### WRITTEN PROBLEM
Leave the pictures out and transcribe every record exactly.

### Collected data

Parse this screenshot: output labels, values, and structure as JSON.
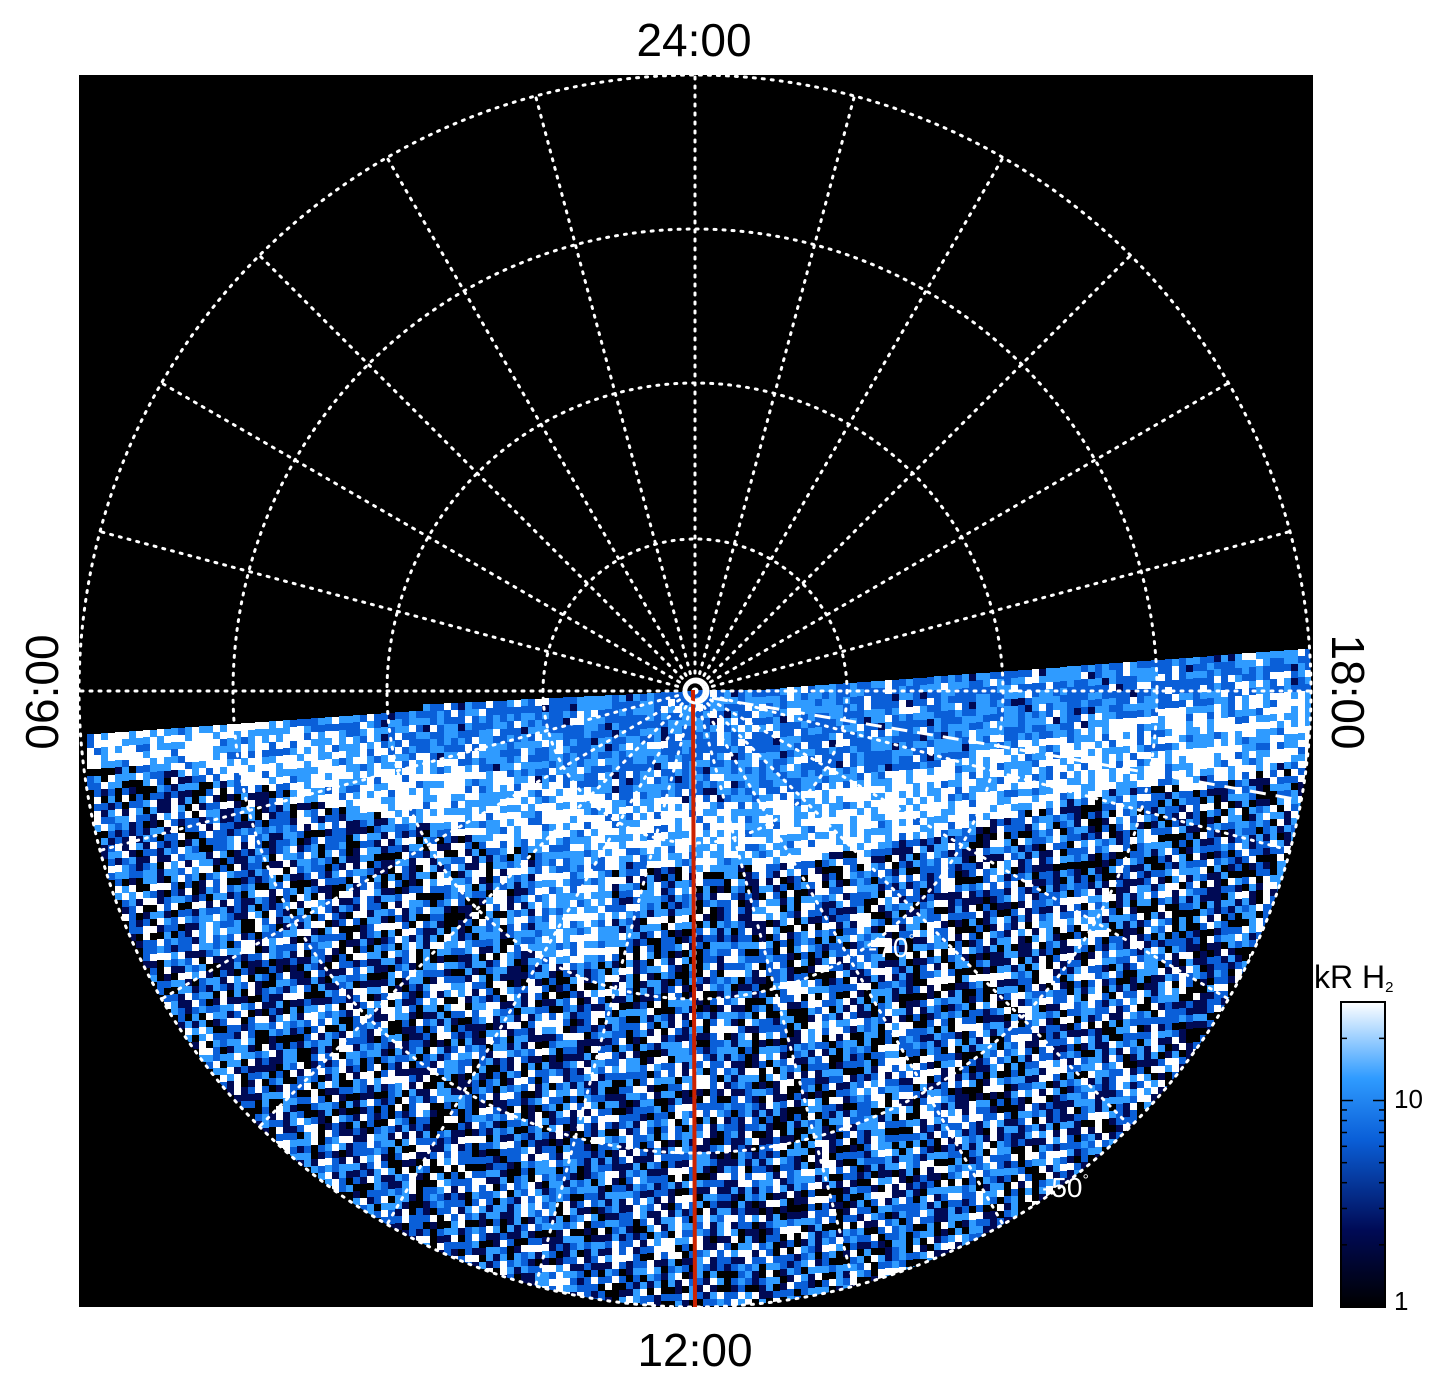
{
  "local_time_labels": {
    "top": "24:00",
    "bottom": "12:00",
    "left": "06:00",
    "right": "18:00"
  },
  "latitude_labels": {
    "lat70": "-70",
    "lat50": "-50",
    "degree_symbol": "°"
  },
  "colorbar": {
    "unit_main": "kR H",
    "unit_sub": "2",
    "tick_10": "10",
    "tick_1": "1",
    "log_range": [
      1,
      30
    ]
  },
  "colors": {
    "background": "#000000",
    "grid": "#ffffff",
    "meridian_line": "#cc2200",
    "low": "#000000",
    "mid_dark": "#000a55",
    "mid": "#0a5fd8",
    "bright": "#2f9bff",
    "high": "#ffffff"
  },
  "icons": {
    "pole_marker": "circle-marker-icon"
  }
}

### OUTPUT
Parse this screenshot: output labels, values, and structure as JSON.
{
  "local_time_labels": {
    "top": "24:00",
    "bottom": "12:00",
    "left": "06:00",
    "right": "18:00"
  },
  "latitude_labels": {
    "lat70": "-70",
    "lat50": "-50",
    "degree_symbol": "°"
  },
  "colorbar": {
    "unit_main": "kR H",
    "unit_sub": "2",
    "tick_10": "10",
    "tick_1": "1",
    "log_range": [
      1,
      30
    ]
  },
  "colors": {
    "background": "#000000",
    "grid": "#ffffff",
    "meridian_line": "#cc2200",
    "low": "#000000",
    "mid_dark": "#000a55",
    "mid": "#0a5fd8",
    "bright": "#2f9bff",
    "high": "#ffffff"
  },
  "icons": {
    "pole_marker": "circle-marker-icon"
  }
}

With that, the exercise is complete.